Produce an exact copy of all the data below, dropping every image.

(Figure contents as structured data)
########################################

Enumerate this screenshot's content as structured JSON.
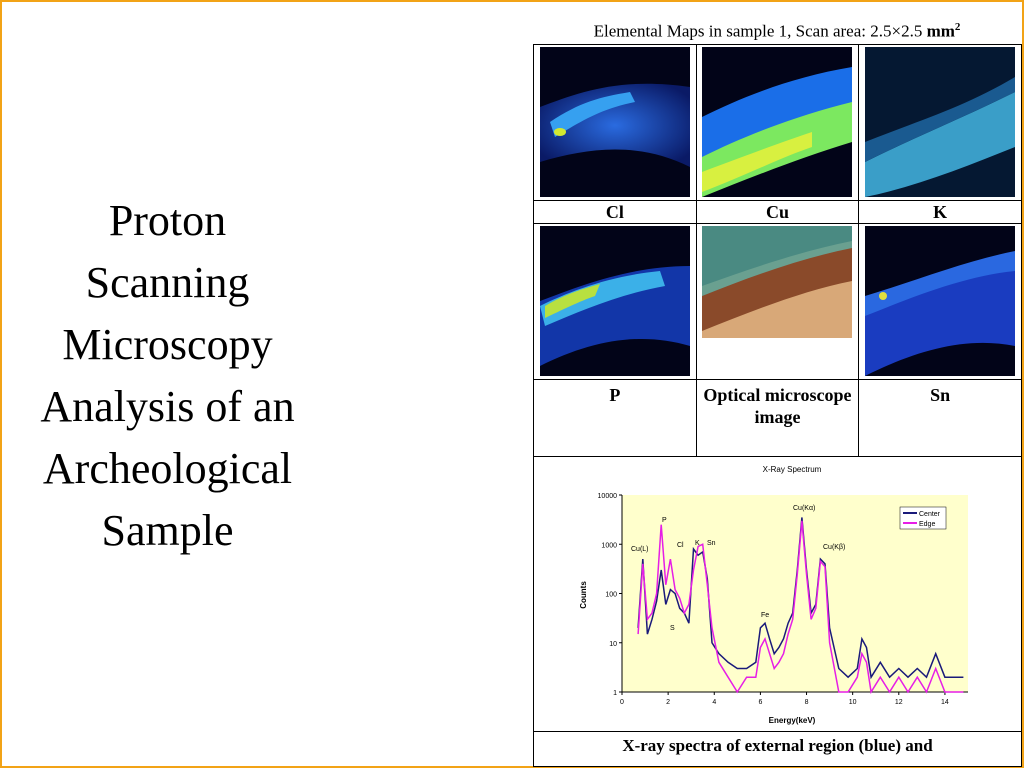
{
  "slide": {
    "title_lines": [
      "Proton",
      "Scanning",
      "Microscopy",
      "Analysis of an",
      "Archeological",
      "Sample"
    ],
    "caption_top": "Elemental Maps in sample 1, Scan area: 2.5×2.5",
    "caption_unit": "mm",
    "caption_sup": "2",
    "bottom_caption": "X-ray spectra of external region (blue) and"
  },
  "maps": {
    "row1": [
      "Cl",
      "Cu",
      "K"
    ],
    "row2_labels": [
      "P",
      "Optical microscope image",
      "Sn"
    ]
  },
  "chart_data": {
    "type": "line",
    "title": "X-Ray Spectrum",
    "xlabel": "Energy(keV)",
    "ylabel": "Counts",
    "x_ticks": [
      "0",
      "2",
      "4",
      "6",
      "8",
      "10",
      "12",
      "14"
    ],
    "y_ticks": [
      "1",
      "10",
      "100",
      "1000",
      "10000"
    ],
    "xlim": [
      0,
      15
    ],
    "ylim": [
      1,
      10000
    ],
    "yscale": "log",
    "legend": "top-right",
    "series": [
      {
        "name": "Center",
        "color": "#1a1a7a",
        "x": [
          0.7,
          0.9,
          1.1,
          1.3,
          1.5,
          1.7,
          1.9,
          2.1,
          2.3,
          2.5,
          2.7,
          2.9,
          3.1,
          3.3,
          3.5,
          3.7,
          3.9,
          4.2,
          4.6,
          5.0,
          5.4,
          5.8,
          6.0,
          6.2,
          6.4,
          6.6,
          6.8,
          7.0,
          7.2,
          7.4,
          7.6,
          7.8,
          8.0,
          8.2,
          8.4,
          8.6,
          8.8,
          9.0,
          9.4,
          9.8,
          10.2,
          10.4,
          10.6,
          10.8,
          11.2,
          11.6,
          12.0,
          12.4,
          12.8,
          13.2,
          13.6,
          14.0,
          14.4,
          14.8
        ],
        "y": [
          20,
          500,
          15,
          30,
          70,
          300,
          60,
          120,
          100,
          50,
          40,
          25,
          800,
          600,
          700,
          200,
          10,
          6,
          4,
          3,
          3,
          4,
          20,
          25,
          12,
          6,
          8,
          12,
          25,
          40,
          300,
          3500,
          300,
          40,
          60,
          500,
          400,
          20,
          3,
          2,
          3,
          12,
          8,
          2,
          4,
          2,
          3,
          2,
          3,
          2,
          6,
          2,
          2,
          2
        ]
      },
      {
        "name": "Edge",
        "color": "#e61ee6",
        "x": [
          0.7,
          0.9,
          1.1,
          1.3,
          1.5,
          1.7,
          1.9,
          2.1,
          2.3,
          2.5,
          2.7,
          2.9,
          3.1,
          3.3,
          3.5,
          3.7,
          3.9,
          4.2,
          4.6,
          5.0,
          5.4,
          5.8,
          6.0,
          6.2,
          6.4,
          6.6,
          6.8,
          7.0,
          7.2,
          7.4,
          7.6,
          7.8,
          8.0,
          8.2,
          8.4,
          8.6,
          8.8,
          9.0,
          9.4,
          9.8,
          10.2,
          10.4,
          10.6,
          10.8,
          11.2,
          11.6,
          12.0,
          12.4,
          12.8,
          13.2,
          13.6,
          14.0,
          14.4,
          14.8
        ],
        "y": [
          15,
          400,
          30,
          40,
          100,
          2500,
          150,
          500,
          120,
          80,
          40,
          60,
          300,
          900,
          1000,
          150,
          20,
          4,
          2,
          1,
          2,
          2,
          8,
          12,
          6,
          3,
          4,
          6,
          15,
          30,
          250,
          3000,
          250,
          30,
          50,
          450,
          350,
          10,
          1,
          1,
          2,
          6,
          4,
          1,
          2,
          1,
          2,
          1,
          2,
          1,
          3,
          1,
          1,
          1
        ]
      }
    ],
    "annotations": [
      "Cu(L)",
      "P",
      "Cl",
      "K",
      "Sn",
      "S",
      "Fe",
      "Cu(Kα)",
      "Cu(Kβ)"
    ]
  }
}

########################################

→ Answer below
Enumerate this screenshot's content as structured JSON.
{
  "slide": {
    "title_lines": [
      "Proton",
      "Scanning",
      "Microscopy",
      "Analysis of an",
      "Archeological",
      "Sample"
    ],
    "caption_top": "Elemental Maps in sample 1, Scan area: 2.5×2.5",
    "caption_unit": "mm",
    "caption_sup": "2",
    "bottom_caption": "X-ray spectra of external region (blue) and"
  },
  "maps": {
    "row1": [
      "Cl",
      "Cu",
      "K"
    ],
    "row2_labels": [
      "P",
      "Optical microscope image",
      "Sn"
    ]
  },
  "chart_data": {
    "type": "line",
    "title": "X-Ray Spectrum",
    "xlabel": "Energy(keV)",
    "ylabel": "Counts",
    "x_ticks": [
      "0",
      "2",
      "4",
      "6",
      "8",
      "10",
      "12",
      "14"
    ],
    "y_ticks": [
      "1",
      "10",
      "100",
      "1000",
      "10000"
    ],
    "xlim": [
      0,
      15
    ],
    "ylim": [
      1,
      10000
    ],
    "yscale": "log",
    "legend": "top-right",
    "series": [
      {
        "name": "Center",
        "color": "#1a1a7a",
        "x": [
          0.7,
          0.9,
          1.1,
          1.3,
          1.5,
          1.7,
          1.9,
          2.1,
          2.3,
          2.5,
          2.7,
          2.9,
          3.1,
          3.3,
          3.5,
          3.7,
          3.9,
          4.2,
          4.6,
          5.0,
          5.4,
          5.8,
          6.0,
          6.2,
          6.4,
          6.6,
          6.8,
          7.0,
          7.2,
          7.4,
          7.6,
          7.8,
          8.0,
          8.2,
          8.4,
          8.6,
          8.8,
          9.0,
          9.4,
          9.8,
          10.2,
          10.4,
          10.6,
          10.8,
          11.2,
          11.6,
          12.0,
          12.4,
          12.8,
          13.2,
          13.6,
          14.0,
          14.4,
          14.8
        ],
        "y": [
          20,
          500,
          15,
          30,
          70,
          300,
          60,
          120,
          100,
          50,
          40,
          25,
          800,
          600,
          700,
          200,
          10,
          6,
          4,
          3,
          3,
          4,
          20,
          25,
          12,
          6,
          8,
          12,
          25,
          40,
          300,
          3500,
          300,
          40,
          60,
          500,
          400,
          20,
          3,
          2,
          3,
          12,
          8,
          2,
          4,
          2,
          3,
          2,
          3,
          2,
          6,
          2,
          2,
          2
        ]
      },
      {
        "name": "Edge",
        "color": "#e61ee6",
        "x": [
          0.7,
          0.9,
          1.1,
          1.3,
          1.5,
          1.7,
          1.9,
          2.1,
          2.3,
          2.5,
          2.7,
          2.9,
          3.1,
          3.3,
          3.5,
          3.7,
          3.9,
          4.2,
          4.6,
          5.0,
          5.4,
          5.8,
          6.0,
          6.2,
          6.4,
          6.6,
          6.8,
          7.0,
          7.2,
          7.4,
          7.6,
          7.8,
          8.0,
          8.2,
          8.4,
          8.6,
          8.8,
          9.0,
          9.4,
          9.8,
          10.2,
          10.4,
          10.6,
          10.8,
          11.2,
          11.6,
          12.0,
          12.4,
          12.8,
          13.2,
          13.6,
          14.0,
          14.4,
          14.8
        ],
        "y": [
          15,
          400,
          30,
          40,
          100,
          2500,
          150,
          500,
          120,
          80,
          40,
          60,
          300,
          900,
          1000,
          150,
          20,
          4,
          2,
          1,
          2,
          2,
          8,
          12,
          6,
          3,
          4,
          6,
          15,
          30,
          250,
          3000,
          250,
          30,
          50,
          450,
          350,
          10,
          1,
          1,
          2,
          6,
          4,
          1,
          2,
          1,
          2,
          1,
          2,
          1,
          3,
          1,
          1,
          1
        ]
      }
    ],
    "annotations": [
      "Cu(L)",
      "P",
      "Cl",
      "K",
      "Sn",
      "S",
      "Fe",
      "Cu(Kα)",
      "Cu(Kβ)"
    ]
  }
}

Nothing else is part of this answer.